Problem statement: Please quote every line word for word.

Working data:
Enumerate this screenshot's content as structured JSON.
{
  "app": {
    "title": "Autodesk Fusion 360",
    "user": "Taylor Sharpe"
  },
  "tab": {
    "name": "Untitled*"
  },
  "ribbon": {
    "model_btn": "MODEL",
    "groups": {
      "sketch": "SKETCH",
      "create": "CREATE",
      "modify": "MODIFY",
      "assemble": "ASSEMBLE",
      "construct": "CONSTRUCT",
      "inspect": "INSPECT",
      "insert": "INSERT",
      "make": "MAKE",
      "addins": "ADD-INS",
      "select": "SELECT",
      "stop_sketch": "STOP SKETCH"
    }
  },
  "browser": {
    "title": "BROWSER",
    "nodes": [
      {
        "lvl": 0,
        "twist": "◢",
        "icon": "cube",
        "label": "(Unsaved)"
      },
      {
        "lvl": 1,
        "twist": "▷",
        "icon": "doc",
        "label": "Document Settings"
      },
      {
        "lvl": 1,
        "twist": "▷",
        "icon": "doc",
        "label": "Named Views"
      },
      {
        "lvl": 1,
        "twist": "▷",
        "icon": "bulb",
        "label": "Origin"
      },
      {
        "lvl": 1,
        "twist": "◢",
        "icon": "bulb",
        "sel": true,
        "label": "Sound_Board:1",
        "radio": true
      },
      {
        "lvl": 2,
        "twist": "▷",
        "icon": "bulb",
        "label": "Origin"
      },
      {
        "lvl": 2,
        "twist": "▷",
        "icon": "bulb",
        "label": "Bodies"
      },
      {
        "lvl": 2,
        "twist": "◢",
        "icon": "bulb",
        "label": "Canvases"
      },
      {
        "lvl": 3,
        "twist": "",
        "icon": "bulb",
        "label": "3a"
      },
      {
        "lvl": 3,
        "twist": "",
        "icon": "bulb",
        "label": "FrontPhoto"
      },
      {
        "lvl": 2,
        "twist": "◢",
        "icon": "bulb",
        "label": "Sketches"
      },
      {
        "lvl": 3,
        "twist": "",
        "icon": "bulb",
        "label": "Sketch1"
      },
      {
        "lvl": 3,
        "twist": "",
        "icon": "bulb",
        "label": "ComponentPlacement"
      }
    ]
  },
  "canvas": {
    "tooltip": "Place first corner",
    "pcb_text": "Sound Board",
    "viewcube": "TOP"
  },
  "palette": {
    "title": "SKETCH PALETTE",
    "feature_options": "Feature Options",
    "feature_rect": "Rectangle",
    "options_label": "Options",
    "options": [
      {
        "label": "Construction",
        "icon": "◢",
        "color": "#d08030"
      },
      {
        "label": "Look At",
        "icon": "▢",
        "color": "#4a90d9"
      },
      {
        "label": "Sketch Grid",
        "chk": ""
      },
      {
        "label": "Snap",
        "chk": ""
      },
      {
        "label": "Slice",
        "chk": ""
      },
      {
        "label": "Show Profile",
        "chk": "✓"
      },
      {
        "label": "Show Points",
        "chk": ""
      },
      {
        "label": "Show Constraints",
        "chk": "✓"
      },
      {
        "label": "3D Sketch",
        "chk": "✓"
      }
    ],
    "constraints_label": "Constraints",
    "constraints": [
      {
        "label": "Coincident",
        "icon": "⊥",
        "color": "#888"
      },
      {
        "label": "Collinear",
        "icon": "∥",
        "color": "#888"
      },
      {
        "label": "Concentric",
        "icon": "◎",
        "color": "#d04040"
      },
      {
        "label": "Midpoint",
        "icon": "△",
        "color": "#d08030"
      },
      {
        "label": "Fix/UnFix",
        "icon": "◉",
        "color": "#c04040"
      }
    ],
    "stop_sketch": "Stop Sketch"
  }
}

Response to the task:
Enumerate this screenshot's content as structured JSON.
{
  "app": {
    "title": "Autodesk Fusion 360",
    "user": "Taylor Sharpe"
  },
  "tab": {
    "name": "Untitled*"
  },
  "ribbon": {
    "model_btn": "MODEL",
    "groups": {
      "sketch": "SKETCH",
      "create": "CREATE",
      "modify": "MODIFY",
      "assemble": "ASSEMBLE",
      "construct": "CONSTRUCT",
      "inspect": "INSPECT",
      "insert": "INSERT",
      "make": "MAKE",
      "addins": "ADD-INS",
      "select": "SELECT",
      "stop_sketch": "STOP SKETCH"
    }
  },
  "browser": {
    "title": "BROWSER",
    "nodes": [
      {
        "lvl": 0,
        "twist": "◢",
        "icon": "cube",
        "label": "(Unsaved)"
      },
      {
        "lvl": 1,
        "twist": "▷",
        "icon": "doc",
        "label": "Document Settings"
      },
      {
        "lvl": 1,
        "twist": "▷",
        "icon": "doc",
        "label": "Named Views"
      },
      {
        "lvl": 1,
        "twist": "▷",
        "icon": "bulb",
        "label": "Origin"
      },
      {
        "lvl": 1,
        "twist": "◢",
        "icon": "bulb",
        "sel": true,
        "label": "Sound_Board:1",
        "radio": true
      },
      {
        "lvl": 2,
        "twist": "▷",
        "icon": "bulb",
        "label": "Origin"
      },
      {
        "lvl": 2,
        "twist": "▷",
        "icon": "bulb",
        "label": "Bodies"
      },
      {
        "lvl": 2,
        "twist": "◢",
        "icon": "bulb",
        "label": "Canvases"
      },
      {
        "lvl": 3,
        "twist": "",
        "icon": "bulb",
        "label": "3a"
      },
      {
        "lvl": 3,
        "twist": "",
        "icon": "bulb",
        "label": "FrontPhoto"
      },
      {
        "lvl": 2,
        "twist": "◢",
        "icon": "bulb",
        "label": "Sketches"
      },
      {
        "lvl": 3,
        "twist": "",
        "icon": "bulb",
        "label": "Sketch1"
      },
      {
        "lvl": 3,
        "twist": "",
        "icon": "bulb",
        "label": "ComponentPlacement"
      }
    ]
  },
  "canvas": {
    "tooltip": "Place first corner",
    "pcb_text": "Sound Board",
    "viewcube": "TOP"
  },
  "palette": {
    "title": "SKETCH PALETTE",
    "feature_options": "Feature Options",
    "feature_rect": "Rectangle",
    "options_label": "Options",
    "options": [
      {
        "label": "Construction",
        "icon": "◢",
        "color": "#d08030"
      },
      {
        "label": "Look At",
        "icon": "▢",
        "color": "#4a90d9"
      },
      {
        "label": "Sketch Grid",
        "chk": ""
      },
      {
        "label": "Snap",
        "chk": ""
      },
      {
        "label": "Slice",
        "chk": ""
      },
      {
        "label": "Show Profile",
        "chk": "✓"
      },
      {
        "label": "Show Points",
        "chk": ""
      },
      {
        "label": "Show Constraints",
        "chk": "✓"
      },
      {
        "label": "3D Sketch",
        "chk": "✓"
      }
    ],
    "constraints_label": "Constraints",
    "constraints": [
      {
        "label": "Coincident",
        "icon": "⊥",
        "color": "#888"
      },
      {
        "label": "Collinear",
        "icon": "∥",
        "color": "#888"
      },
      {
        "label": "Concentric",
        "icon": "◎",
        "color": "#d04040"
      },
      {
        "label": "Midpoint",
        "icon": "△",
        "color": "#d08030"
      },
      {
        "label": "Fix/UnFix",
        "icon": "◉",
        "color": "#c04040"
      }
    ],
    "stop_sketch": "Stop Sketch"
  }
}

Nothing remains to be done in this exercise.